Short task:
Reproduce the entries below, swapping each occurrence of "field-arrow" for "flow-arrow" and leaving everything else untouched.

A portion of a data file:
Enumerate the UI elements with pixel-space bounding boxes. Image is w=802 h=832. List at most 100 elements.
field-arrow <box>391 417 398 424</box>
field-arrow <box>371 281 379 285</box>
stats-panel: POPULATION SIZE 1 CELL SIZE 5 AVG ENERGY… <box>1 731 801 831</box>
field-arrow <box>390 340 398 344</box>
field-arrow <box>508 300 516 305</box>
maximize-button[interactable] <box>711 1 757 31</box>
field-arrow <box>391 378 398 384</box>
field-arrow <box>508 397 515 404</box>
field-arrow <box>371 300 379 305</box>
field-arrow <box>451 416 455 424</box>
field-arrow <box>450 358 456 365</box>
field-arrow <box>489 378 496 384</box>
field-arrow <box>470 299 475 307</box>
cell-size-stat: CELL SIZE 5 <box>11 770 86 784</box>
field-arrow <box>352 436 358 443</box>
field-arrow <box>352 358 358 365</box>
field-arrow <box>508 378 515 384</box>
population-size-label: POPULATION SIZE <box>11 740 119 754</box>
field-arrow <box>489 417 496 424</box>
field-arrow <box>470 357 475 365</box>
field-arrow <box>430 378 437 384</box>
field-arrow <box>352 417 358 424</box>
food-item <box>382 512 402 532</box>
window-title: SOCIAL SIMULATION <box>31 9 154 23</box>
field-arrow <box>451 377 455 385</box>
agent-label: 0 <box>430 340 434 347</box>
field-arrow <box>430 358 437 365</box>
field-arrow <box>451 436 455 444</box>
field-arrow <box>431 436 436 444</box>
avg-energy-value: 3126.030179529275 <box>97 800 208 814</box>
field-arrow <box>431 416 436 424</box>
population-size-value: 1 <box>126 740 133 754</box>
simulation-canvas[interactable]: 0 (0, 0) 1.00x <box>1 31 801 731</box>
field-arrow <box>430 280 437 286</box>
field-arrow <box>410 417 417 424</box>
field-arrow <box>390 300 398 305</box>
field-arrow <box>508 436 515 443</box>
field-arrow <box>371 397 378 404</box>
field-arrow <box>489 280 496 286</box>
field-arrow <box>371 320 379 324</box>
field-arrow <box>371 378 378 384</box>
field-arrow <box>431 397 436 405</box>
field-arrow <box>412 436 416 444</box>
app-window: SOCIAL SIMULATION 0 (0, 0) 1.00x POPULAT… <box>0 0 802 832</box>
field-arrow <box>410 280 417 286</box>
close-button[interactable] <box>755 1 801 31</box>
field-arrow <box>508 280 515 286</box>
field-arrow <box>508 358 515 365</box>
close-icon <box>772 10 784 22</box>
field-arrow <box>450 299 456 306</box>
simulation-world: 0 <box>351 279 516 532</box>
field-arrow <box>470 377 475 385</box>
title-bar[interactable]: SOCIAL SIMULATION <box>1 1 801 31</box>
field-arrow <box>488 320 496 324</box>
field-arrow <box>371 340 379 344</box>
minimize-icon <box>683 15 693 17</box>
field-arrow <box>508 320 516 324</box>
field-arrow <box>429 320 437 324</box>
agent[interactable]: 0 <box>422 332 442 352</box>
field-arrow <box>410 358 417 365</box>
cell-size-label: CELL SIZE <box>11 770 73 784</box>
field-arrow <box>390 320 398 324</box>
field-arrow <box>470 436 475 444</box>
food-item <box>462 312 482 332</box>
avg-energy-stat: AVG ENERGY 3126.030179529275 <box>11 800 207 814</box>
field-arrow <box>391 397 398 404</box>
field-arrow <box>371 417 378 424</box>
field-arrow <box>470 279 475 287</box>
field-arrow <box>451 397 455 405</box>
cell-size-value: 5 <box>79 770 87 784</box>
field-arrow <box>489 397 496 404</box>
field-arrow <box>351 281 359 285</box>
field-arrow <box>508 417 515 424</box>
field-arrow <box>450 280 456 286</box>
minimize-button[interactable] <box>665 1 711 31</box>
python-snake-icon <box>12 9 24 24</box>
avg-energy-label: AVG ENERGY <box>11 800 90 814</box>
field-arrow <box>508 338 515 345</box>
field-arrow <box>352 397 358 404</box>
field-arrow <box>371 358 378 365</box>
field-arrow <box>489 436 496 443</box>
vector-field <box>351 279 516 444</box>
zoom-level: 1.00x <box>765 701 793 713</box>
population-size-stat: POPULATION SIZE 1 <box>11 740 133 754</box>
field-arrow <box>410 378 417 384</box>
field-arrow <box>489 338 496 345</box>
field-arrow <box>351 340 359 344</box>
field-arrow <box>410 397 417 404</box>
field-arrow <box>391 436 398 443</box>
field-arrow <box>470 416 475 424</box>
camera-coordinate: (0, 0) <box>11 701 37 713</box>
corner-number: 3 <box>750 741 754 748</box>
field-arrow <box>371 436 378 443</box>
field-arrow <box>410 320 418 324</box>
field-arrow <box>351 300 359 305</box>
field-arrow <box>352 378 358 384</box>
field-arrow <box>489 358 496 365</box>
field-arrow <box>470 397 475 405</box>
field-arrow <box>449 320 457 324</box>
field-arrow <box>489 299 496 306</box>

The response:
Enumerate the UI elements with pixel-space bounding boxes. Image is w=802 h=832. List at most 100 elements.
flow-arrow <box>391 417 398 424</box>
flow-arrow <box>371 281 379 285</box>
stats-panel: POPULATION SIZE 1 CELL SIZE 5 AVG ENERGY… <box>1 731 801 831</box>
flow-arrow <box>390 340 398 344</box>
flow-arrow <box>508 300 516 305</box>
maximize-button[interactable] <box>711 1 757 31</box>
flow-arrow <box>391 378 398 384</box>
flow-arrow <box>508 397 515 404</box>
flow-arrow <box>371 300 379 305</box>
flow-arrow <box>451 416 455 424</box>
flow-arrow <box>450 358 456 365</box>
flow-arrow <box>489 378 496 384</box>
flow-arrow <box>470 299 475 307</box>
cell-size-stat: CELL SIZE 5 <box>11 770 86 784</box>
flow-arrow <box>352 436 358 443</box>
flow-arrow <box>352 358 358 365</box>
flow-arrow <box>508 378 515 384</box>
population-size-label: POPULATION SIZE <box>11 740 119 754</box>
flow-arrow <box>489 417 496 424</box>
flow-arrow <box>470 357 475 365</box>
flow-arrow <box>430 378 437 384</box>
flow-arrow <box>352 417 358 424</box>
food-item <box>382 512 402 532</box>
window-title: SOCIAL SIMULATION <box>31 9 154 23</box>
flow-arrow <box>451 377 455 385</box>
agent-label: 0 <box>430 340 434 347</box>
flow-arrow <box>430 358 437 365</box>
flow-arrow <box>451 436 455 444</box>
flow-arrow <box>431 436 436 444</box>
avg-energy-value: 3126.030179529275 <box>97 800 208 814</box>
flow-arrow <box>431 416 436 424</box>
population-size-value: 1 <box>126 740 133 754</box>
simulation-canvas[interactable]: 0 (0, 0) 1.00x <box>1 31 801 731</box>
flow-arrow <box>430 280 437 286</box>
flow-arrow <box>410 417 417 424</box>
flow-arrow <box>390 300 398 305</box>
flow-arrow <box>508 436 515 443</box>
flow-arrow <box>371 397 378 404</box>
flow-arrow <box>489 280 496 286</box>
flow-arrow <box>371 320 379 324</box>
flow-arrow <box>371 378 378 384</box>
flow-arrow <box>431 397 436 405</box>
flow-arrow <box>412 436 416 444</box>
app-window: SOCIAL SIMULATION 0 (0, 0) 1.00x POPULAT… <box>0 0 802 832</box>
flow-arrow <box>410 280 417 286</box>
close-button[interactable] <box>755 1 801 31</box>
flow-arrow <box>508 280 515 286</box>
flow-arrow <box>508 358 515 365</box>
close-icon <box>772 10 784 22</box>
flow-arrow <box>450 299 456 306</box>
simulation-world: 0 <box>351 279 516 532</box>
flow-arrow <box>470 377 475 385</box>
title-bar[interactable]: SOCIAL SIMULATION <box>1 1 801 31</box>
flow-arrow <box>488 320 496 324</box>
flow-arrow <box>371 340 379 344</box>
minimize-icon <box>683 15 693 17</box>
flow-arrow <box>508 320 516 324</box>
flow-arrow <box>429 320 437 324</box>
agent[interactable]: 0 <box>422 332 442 352</box>
flow-arrow <box>410 358 417 365</box>
cell-size-label: CELL SIZE <box>11 770 73 784</box>
flow-arrow <box>390 320 398 324</box>
flow-arrow <box>470 436 475 444</box>
food-item <box>462 312 482 332</box>
avg-energy-stat: AVG ENERGY 3126.030179529275 <box>11 800 207 814</box>
flow-arrow <box>391 397 398 404</box>
flow-arrow <box>371 417 378 424</box>
flow-arrow <box>470 279 475 287</box>
flow-arrow <box>451 397 455 405</box>
cell-size-value: 5 <box>79 770 87 784</box>
flow-arrow <box>489 397 496 404</box>
flow-arrow <box>351 281 359 285</box>
flow-arrow <box>508 417 515 424</box>
flow-arrow <box>450 280 456 286</box>
minimize-button[interactable] <box>665 1 711 31</box>
python-snake-icon <box>12 9 24 24</box>
avg-energy-label: AVG ENERGY <box>11 800 90 814</box>
flow-arrow <box>508 338 515 345</box>
flow-arrow <box>352 397 358 404</box>
flow-arrow <box>371 358 378 365</box>
flow-arrow <box>489 436 496 443</box>
vector-field <box>351 279 516 444</box>
zoom-level: 1.00x <box>765 701 793 713</box>
population-size-stat: POPULATION SIZE 1 <box>11 740 133 754</box>
flow-arrow <box>410 378 417 384</box>
flow-arrow <box>489 338 496 345</box>
flow-arrow <box>351 340 359 344</box>
flow-arrow <box>410 397 417 404</box>
flow-arrow <box>391 436 398 443</box>
flow-arrow <box>470 416 475 424</box>
camera-coordinate: (0, 0) <box>11 701 37 713</box>
corner-number: 3 <box>750 741 754 748</box>
flow-arrow <box>371 436 378 443</box>
flow-arrow <box>410 320 418 324</box>
flow-arrow <box>351 300 359 305</box>
flow-arrow <box>352 378 358 384</box>
flow-arrow <box>489 358 496 365</box>
flow-arrow <box>470 397 475 405</box>
flow-arrow <box>449 320 457 324</box>
flow-arrow <box>489 299 496 306</box>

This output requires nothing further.